### PAGE EXCERPT
Sunday, September 18, 2011

Smiles and Frowns at TIFF11

Well, this was certainly not the year when I should have decided to broaden my horizons and experiment with more films at TIFF. I am usually broke by the end of the summer, so I tend to just go to one or two highly anticipated Hindi films and call it a day. This year I figured, heck, let's support Indian-ness at TIFF a little bit more consistently, and had planned an (almost) "a film a day extravaganza".


The disappointments started before the stars even rolled into town: my trusted friend and fellow Bo/Ko/Tollywood aficionada, Larissa (@elegnt_hedgehg on Twitter), had to break it to me that tickets for the much buzzed about Breakaway (about which I blogged briefly here) were sold out in less than an hour and that I would have to wait just like the rest of them until September the 30th to see it.

Just as I was falling in love with the soundtrack. It's hard to say if that was a blessing in disguise since reviews for it have been rather unkind, but what can I say, I must be a sucker for marketing because I really wanted to see it.

Despite this... um... thing. Whatever it is...

Or maybe all the more because of it!

And for crying out loud, they brought in an elephant on Yonge Street on the day of the premiere!!

But you know, I missed the elephant because of another film: Azhagarsamy's Horse. The Tamil movie at TIFF this year.

**Azhagarsamy's Horse**

Azhagarsamy's Horse is one of those films that are perfect educational material when one wants to explain the concept of "first half" and "second half" in Indian films. I would imagine it's hard for people who don't watch Indian films to understand how a movie can be excellent in one half and terrible during the other. Hollywood films are either good overall or bad overall. Azhagarsamy's Horse falls under: awful first half, brilliant second half.

[Region boundary data]
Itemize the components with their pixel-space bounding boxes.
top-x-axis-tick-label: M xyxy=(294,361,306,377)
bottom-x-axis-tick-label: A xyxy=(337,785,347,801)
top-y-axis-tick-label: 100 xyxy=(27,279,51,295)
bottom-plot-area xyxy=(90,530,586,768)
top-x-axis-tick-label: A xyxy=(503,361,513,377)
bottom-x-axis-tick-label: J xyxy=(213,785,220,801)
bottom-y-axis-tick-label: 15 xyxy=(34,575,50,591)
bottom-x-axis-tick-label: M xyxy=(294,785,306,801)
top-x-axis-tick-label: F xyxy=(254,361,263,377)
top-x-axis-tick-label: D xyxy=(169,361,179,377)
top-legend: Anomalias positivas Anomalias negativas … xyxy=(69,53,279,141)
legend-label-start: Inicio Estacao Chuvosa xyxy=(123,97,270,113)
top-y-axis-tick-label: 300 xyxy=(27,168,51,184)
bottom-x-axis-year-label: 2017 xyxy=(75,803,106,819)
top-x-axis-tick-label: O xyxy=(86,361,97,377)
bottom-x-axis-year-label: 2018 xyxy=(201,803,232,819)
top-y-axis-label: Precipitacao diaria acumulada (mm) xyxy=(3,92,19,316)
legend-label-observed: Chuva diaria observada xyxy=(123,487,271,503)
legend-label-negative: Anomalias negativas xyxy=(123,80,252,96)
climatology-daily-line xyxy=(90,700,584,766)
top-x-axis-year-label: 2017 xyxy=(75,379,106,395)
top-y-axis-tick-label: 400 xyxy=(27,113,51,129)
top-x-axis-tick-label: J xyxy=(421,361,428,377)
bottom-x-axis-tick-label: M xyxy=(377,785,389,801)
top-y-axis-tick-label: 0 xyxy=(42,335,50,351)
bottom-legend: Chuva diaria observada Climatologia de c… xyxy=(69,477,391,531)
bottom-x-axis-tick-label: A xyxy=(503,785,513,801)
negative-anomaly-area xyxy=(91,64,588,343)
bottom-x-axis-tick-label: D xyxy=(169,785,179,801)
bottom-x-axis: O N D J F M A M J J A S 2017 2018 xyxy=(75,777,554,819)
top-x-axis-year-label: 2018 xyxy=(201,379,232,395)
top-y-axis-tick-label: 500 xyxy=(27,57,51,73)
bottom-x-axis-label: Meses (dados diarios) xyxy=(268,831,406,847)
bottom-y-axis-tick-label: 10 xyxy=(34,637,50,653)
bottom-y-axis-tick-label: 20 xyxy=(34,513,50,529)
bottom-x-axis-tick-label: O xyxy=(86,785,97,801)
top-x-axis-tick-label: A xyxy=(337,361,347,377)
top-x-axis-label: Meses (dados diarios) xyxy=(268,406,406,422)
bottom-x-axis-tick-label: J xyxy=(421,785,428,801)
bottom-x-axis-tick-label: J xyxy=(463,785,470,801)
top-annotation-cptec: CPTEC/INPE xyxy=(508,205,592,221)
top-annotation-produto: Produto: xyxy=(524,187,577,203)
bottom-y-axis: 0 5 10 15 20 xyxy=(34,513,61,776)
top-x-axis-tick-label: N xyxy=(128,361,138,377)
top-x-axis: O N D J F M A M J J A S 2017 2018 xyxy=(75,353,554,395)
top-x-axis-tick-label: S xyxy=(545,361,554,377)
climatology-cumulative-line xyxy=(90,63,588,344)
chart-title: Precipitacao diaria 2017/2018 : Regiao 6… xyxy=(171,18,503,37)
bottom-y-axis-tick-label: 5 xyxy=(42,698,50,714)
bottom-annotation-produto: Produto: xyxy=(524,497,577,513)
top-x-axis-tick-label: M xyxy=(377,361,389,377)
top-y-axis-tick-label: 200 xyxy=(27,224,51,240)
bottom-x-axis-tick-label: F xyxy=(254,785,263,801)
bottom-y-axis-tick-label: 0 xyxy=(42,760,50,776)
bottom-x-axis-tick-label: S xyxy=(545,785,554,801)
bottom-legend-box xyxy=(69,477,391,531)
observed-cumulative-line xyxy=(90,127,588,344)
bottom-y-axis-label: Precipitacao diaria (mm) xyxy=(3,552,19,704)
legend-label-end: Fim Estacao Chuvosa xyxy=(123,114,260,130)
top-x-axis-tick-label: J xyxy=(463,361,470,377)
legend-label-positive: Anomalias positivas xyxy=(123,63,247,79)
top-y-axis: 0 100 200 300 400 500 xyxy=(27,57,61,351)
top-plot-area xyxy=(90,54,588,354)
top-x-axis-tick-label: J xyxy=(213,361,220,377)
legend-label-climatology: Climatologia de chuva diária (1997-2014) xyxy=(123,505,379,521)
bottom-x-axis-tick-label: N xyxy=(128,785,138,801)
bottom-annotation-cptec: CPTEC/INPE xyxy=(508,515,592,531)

### DIRECTIVE A
From the TIFF blog post, return the passage starting with "Smiles and Frowns" and going on through "30th to see it.".
### DIRECTIVE B
Translate this sentence from the TIFF blog post into Spanish: "Hollywood films are either good overall or bad overall."

### WRITTEN REPLY A
Smiles and Frowns at TIFF11

Well, this was certainly not the year when I should have decided to broaden my horizons and experiment with more films at TIFF. I am usually broke by the end of the summer, so I tend to just go to one or two highly anticipated Hindi films and call it a day. This year I figured, heck, let's support Indian-ness at TIFF a little bit more consistently, and had planned an (almost) "a film a day extravaganza".


The disappointments started before the stars even rolled into town: my trusted friend and fellow Bo/Ko/Tollywood aficionada, Larissa (@elegnt_hedgehg on Twitter), had to break it to me that tickets for the much buzzed about Breakaway (about which I blogged briefly here) were sold out in less than an hour and that I would have to wait just like the rest of them until September the 30th to see it.

### WRITTEN REPLY B
Las películas de Hollywood son buenas en general o malas en general.